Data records
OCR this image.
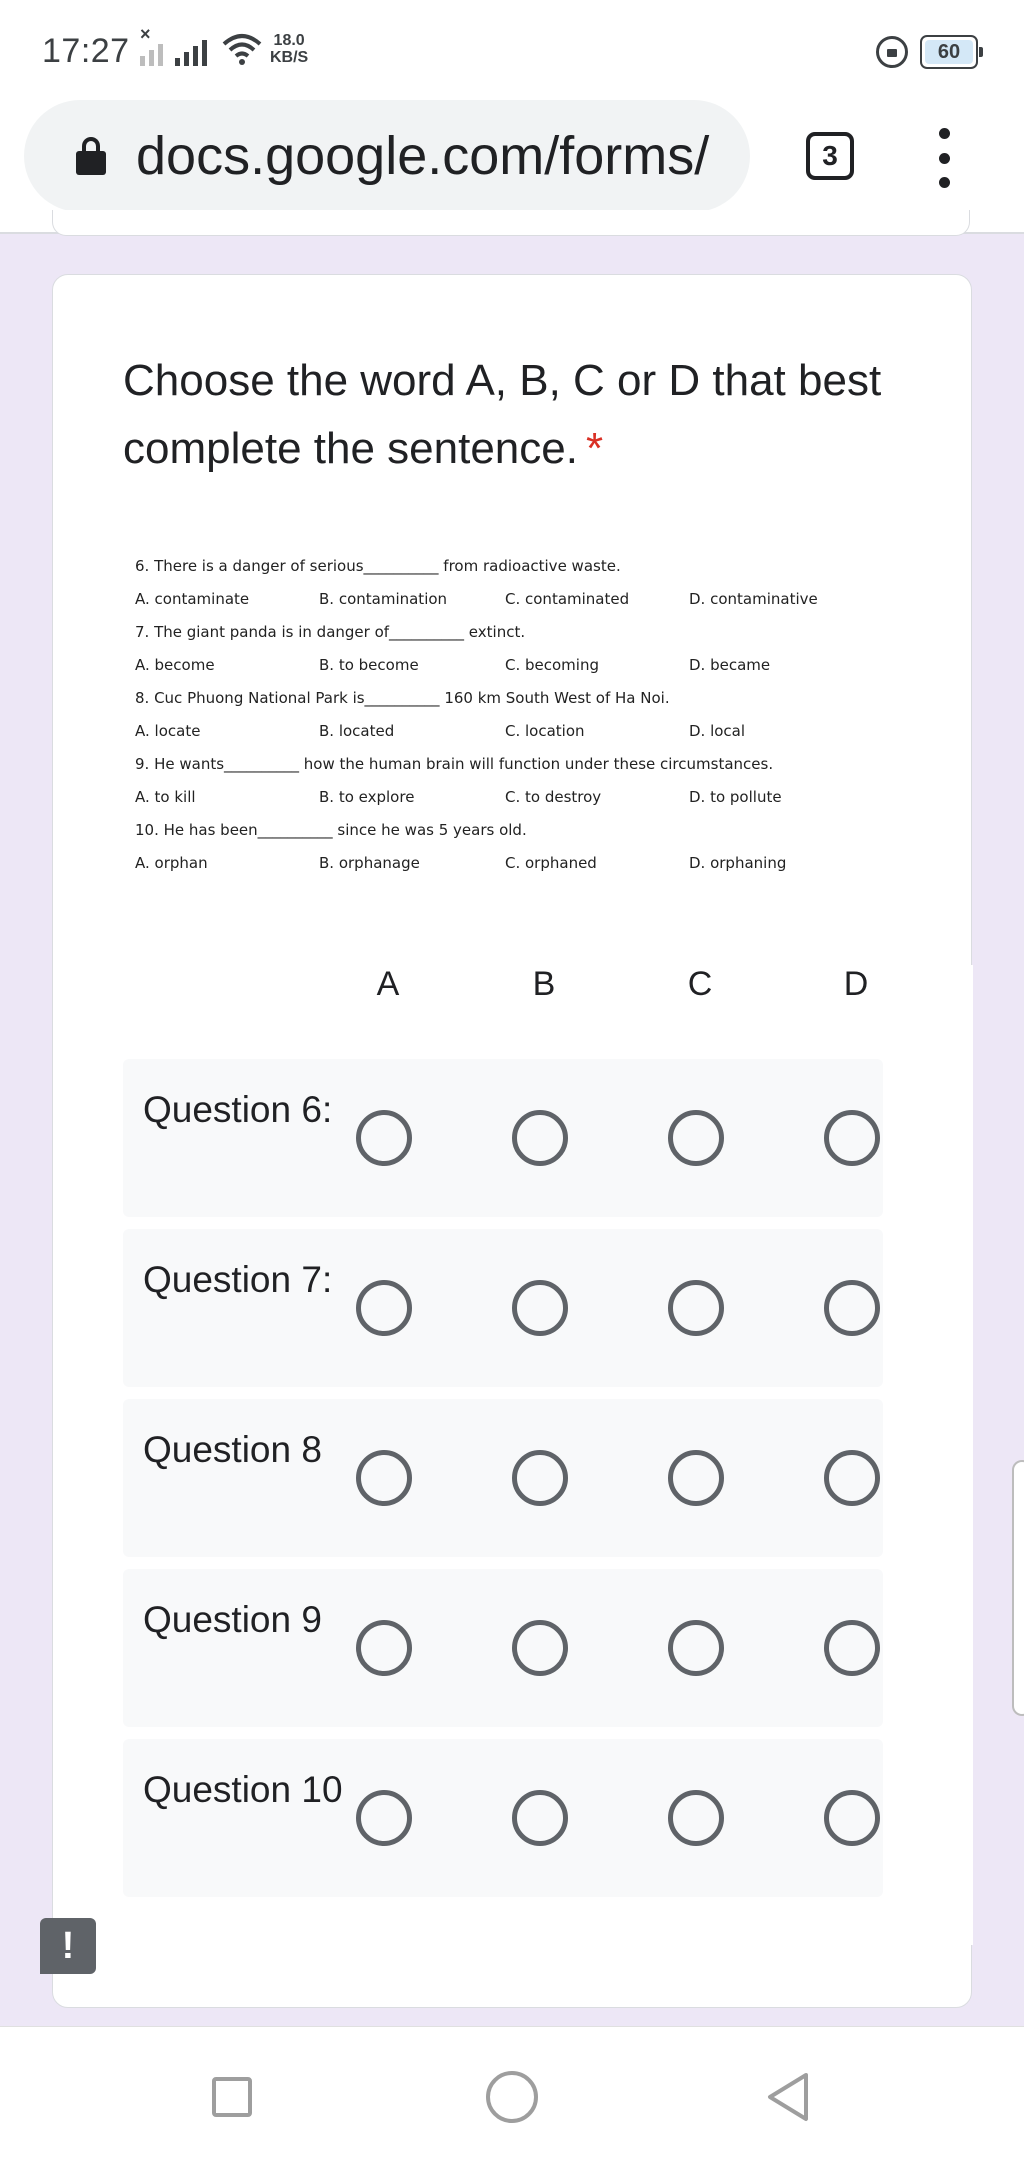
17:27 ×	18.0
KB/S	60
docs.google.com/forms/	3
Choose the word A, B, C or D that best complete the sentence. *
6. There is a danger of serious__________ from radioactive waste.
A. contaminate	B. contamination	C. contaminated	D. contaminative
7. The giant panda is in danger of__________ extinct.
A. become	B. to become	C. becoming	D. became
8. Cuc Phuong National Park is__________ 160 km South West of Ha Noi.
A. locate	B. located	C. location	D. local
9. He wants__________ how the human brain will function under these circumstances.
A. to kill	B. to explore	C. to destroy	D. to pollute
10. He has been__________ since he was 5 years old.
A. orphan	B. orphanage	C. orphaned	D. orphaning
A	B	C	D
Question 6:
Question 7:
Question 8
Question 9
Question 10
!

Stated exercise
Of the lines in the data above, how many contain the word "danger"? Give only that figure.

Correct response
2